──────── Material provided ────────

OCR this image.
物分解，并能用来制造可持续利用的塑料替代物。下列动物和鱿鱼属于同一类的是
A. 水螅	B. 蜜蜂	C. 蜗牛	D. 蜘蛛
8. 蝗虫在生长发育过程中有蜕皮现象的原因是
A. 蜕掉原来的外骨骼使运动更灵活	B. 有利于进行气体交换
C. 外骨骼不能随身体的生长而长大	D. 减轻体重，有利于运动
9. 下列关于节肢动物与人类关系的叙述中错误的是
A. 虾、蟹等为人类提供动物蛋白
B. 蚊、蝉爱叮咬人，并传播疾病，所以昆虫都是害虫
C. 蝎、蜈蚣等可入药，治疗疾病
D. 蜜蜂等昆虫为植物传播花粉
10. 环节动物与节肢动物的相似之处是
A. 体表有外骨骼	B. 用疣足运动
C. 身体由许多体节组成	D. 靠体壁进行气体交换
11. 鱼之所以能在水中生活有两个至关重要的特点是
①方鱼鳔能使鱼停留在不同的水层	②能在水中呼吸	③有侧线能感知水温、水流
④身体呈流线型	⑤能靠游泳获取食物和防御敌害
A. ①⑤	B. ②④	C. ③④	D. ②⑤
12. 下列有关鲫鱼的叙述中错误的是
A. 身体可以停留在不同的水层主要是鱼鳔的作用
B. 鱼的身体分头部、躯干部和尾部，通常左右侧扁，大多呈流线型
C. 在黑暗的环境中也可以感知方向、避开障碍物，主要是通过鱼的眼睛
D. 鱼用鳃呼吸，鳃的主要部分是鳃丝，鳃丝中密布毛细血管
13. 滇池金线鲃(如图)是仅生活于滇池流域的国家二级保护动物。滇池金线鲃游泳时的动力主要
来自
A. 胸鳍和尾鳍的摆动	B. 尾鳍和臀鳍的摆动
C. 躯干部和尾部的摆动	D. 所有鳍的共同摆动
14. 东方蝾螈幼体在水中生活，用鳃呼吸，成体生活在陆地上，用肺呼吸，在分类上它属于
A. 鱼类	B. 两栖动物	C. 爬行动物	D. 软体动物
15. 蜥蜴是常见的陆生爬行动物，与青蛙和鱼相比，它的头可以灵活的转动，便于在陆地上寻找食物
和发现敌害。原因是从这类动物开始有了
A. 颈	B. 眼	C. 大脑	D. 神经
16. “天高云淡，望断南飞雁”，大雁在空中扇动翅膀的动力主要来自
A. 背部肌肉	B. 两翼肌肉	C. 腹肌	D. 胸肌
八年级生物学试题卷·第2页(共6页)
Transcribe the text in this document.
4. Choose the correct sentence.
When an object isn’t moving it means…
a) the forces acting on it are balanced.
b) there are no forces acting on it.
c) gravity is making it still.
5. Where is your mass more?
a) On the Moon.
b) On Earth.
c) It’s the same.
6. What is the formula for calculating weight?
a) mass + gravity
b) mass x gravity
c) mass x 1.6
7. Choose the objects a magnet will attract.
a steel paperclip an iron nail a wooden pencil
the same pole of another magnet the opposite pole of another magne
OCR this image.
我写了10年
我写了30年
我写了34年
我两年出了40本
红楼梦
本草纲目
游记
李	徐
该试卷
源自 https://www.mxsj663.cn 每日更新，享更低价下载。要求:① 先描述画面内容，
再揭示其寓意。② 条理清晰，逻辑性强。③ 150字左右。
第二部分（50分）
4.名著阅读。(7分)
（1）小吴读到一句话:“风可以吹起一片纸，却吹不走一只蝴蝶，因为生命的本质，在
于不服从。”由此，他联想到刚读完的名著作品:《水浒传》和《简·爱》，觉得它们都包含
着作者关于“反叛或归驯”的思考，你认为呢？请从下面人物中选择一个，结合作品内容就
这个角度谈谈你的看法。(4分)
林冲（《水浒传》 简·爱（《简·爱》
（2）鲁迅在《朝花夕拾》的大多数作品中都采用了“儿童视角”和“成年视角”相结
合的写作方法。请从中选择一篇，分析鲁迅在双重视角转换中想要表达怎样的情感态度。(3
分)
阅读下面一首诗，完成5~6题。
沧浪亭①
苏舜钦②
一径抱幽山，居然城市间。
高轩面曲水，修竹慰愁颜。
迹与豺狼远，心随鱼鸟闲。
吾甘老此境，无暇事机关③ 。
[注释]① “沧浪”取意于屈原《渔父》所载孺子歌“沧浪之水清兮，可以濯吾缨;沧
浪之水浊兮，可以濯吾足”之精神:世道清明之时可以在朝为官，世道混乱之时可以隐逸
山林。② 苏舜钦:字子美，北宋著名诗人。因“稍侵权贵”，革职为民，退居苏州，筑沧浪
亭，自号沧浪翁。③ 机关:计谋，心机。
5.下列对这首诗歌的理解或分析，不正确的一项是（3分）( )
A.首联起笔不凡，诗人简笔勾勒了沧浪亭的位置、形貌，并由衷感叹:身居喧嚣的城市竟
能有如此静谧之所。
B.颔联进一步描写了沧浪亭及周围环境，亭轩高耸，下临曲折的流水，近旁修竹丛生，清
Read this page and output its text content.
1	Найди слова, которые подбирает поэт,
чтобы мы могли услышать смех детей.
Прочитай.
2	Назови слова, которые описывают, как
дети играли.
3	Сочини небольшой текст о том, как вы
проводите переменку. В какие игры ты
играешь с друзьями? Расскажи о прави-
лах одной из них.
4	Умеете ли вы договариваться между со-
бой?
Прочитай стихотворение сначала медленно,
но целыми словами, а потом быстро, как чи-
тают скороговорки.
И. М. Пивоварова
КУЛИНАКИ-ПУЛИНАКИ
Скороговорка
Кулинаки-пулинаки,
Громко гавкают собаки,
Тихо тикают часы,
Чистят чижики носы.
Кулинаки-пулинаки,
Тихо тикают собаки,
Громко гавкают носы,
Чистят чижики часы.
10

────────

What to do →
Every entry must be retyped in full, exactly as given.

Correct response →
OCR this image.
物分解，并能用来制造可持续利用的塑料替代物。下列动物和鱿鱼属于同一类的是
A. 水螅	B. 蜜蜂	C. 蜗牛	D. 蜘蛛
8. 蝗虫在生长发育过程中有蜕皮现象的原因是
A. 蜕掉原来的外骨骼使运动更灵活	B. 有利于进行气体交换
C. 外骨骼不能随身体的生长而长大	D. 减轻体重，有利于运动
9. 下列关于节肢动物与人类关系的叙述中错误的是
A. 虾、蟹等为人类提供动物蛋白
B. 蚊、蝉爱叮咬人，并传播疾病，所以昆虫都是害虫
C. 蝎、蜈蚣等可入药，治疗疾病
D. 蜜蜂等昆虫为植物传播花粉
10. 环节动物与节肢动物的相似之处是
A. 体表有外骨骼	B. 用疣足运动
C. 身体由许多体节组成	D. 靠体壁进行气体交换
11. 鱼之所以能在水中生活有两个至关重要的特点是
①方鱼鳔能使鱼停留在不同的水层	②能在水中呼吸	③有侧线能感知水温、水流
④身体呈流线型	⑤能靠游泳获取食物和防御敌害
A. ①⑤	B. ②④	C. ③④	D. ②⑤
12. 下列有关鲫鱼的叙述中错误的是
A. 身体可以停留在不同的水层主要是鱼鳔的作用
B. 鱼的身体分头部、躯干部和尾部，通常左右侧扁，大多呈流线型
C. 在黑暗的环境中也可以感知方向、避开障碍物，主要是通过鱼的眼睛
D. 鱼用鳃呼吸，鳃的主要部分是鳃丝，鳃丝中密布毛细血管
13. 滇池金线鲃(如图)是仅生活于滇池流域的国家二级保护动物。滇池金线鲃游泳时的动力主要
来自
A. 胸鳍和尾鳍的摆动	B. 尾鳍和臀鳍的摆动
C. 躯干部和尾部的摆动	D. 所有鳍的共同摆动
14. 东方蝾螈幼体在水中生活，用鳃呼吸，成体生活在陆地上，用肺呼吸，在分类上它属于
A. 鱼类	B. 两栖动物	C. 爬行动物	D. 软体动物
15. 蜥蜴是常见的陆生爬行动物，与青蛙和鱼相比，它的头可以灵活的转动，便于在陆地上寻找食物
和发现敌害。原因是从这类动物开始有了
A. 颈	B. 眼	C. 大脑	D. 神经
16. “天高云淡，望断南飞雁”，大雁在空中扇动翅膀的动力主要来自
A. 背部肌肉	B. 两翼肌肉	C. 腹肌	D. 胸肌
八年级生物学试题卷·第2页(共6页)
Transcribe the text in this document.
4. Choose the correct sentence.
When an object isn’t moving it means…
a) the forces acting on it are balanced.
b) there are no forces acting on it.
c) gravity is making it still.
5. Where is your mass more?
a) On the Moon.
b) On Earth.
c) It’s the same.
6. What is the formula for calculating weight?
a) mass + gravity
b) mass x gravity
c) mass x 1.6
7. Choose the objects a magnet will attract.
a steel paperclip an iron nail a wooden pencil
the same pole of another magnet the opposite pole of another magne
OCR this image.
我写了10年
我写了30年
我写了34年
我两年出了40本
红楼梦
本草纲目
游记
李	徐
该试卷
源自 https://www.mxsj663.cn 每日更新，享更低价下载。要求:① 先描述画面内容，
再揭示其寓意。② 条理清晰，逻辑性强。③ 150字左右。
第二部分（50分）
4.名著阅读。(7分)
（1）小吴读到一句话:“风可以吹起一片纸，却吹不走一只蝴蝶，因为生命的本质，在
于不服从。”由此，他联想到刚读完的名著作品:《水浒传》和《简·爱》，觉得它们都包含
着作者关于“反叛或归驯”的思考，你认为呢？请从下面人物中选择一个，结合作品内容就
这个角度谈谈你的看法。(4分)
林冲（《水浒传》 简·爱（《简·爱》
（2）鲁迅在《朝花夕拾》的大多数作品中都采用了“儿童视角”和“成年视角”相结
合的写作方法。请从中选择一篇，分析鲁迅在双重视角转换中想要表达怎样的情感态度。(3
分)
阅读下面一首诗，完成5~6题。
沧浪亭①
苏舜钦②
一径抱幽山，居然城市间。
高轩面曲水，修竹慰愁颜。
迹与豺狼远，心随鱼鸟闲。
吾甘老此境，无暇事机关③ 。
[注释]① “沧浪”取意于屈原《渔父》所载孺子歌“沧浪之水清兮，可以濯吾缨;沧
浪之水浊兮，可以濯吾足”之精神:世道清明之时可以在朝为官，世道混乱之时可以隐逸
山林。② 苏舜钦:字子美，北宋著名诗人。因“稍侵权贵”，革职为民，退居苏州，筑沧浪
亭，自号沧浪翁。③ 机关:计谋，心机。
5.下列对这首诗歌的理解或分析，不正确的一项是（3分）( )
A.首联起笔不凡，诗人简笔勾勒了沧浪亭的位置、形貌，并由衷感叹:身居喧嚣的城市竟
能有如此静谧之所。
B.颔联进一步描写了沧浪亭及周围环境，亭轩高耸，下临曲折的流水，近旁修竹丛生，清
Read this page and output its text content.
1	Найди слова, которые подбирает поэт,
чтобы мы могли услышать смех детей.
Прочитай.
2	Назови слова, которые описывают, как
дети играли.
3	Сочини небольшой текст о том, как вы
проводите переменку. В какие игры ты
играешь с друзьями? Расскажи о прави-
лах одной из них.
4	Умеете ли вы договариваться между со-
бой?
Прочитай стихотворение сначала медленно,
но целыми словами, а потом быстро, как чи-
тают скороговорки.
И. М. Пивоварова
КУЛИНАКИ-ПУЛИНАКИ
Скороговорка
Кулинаки-пулинаки,
Громко гавкают собаки,
Тихо тикают часы,
Чистят чижики носы.
Кулинаки-пулинаки,
Тихо тикают собаки,
Громко гавкают носы,
Чистят чижики часы.
10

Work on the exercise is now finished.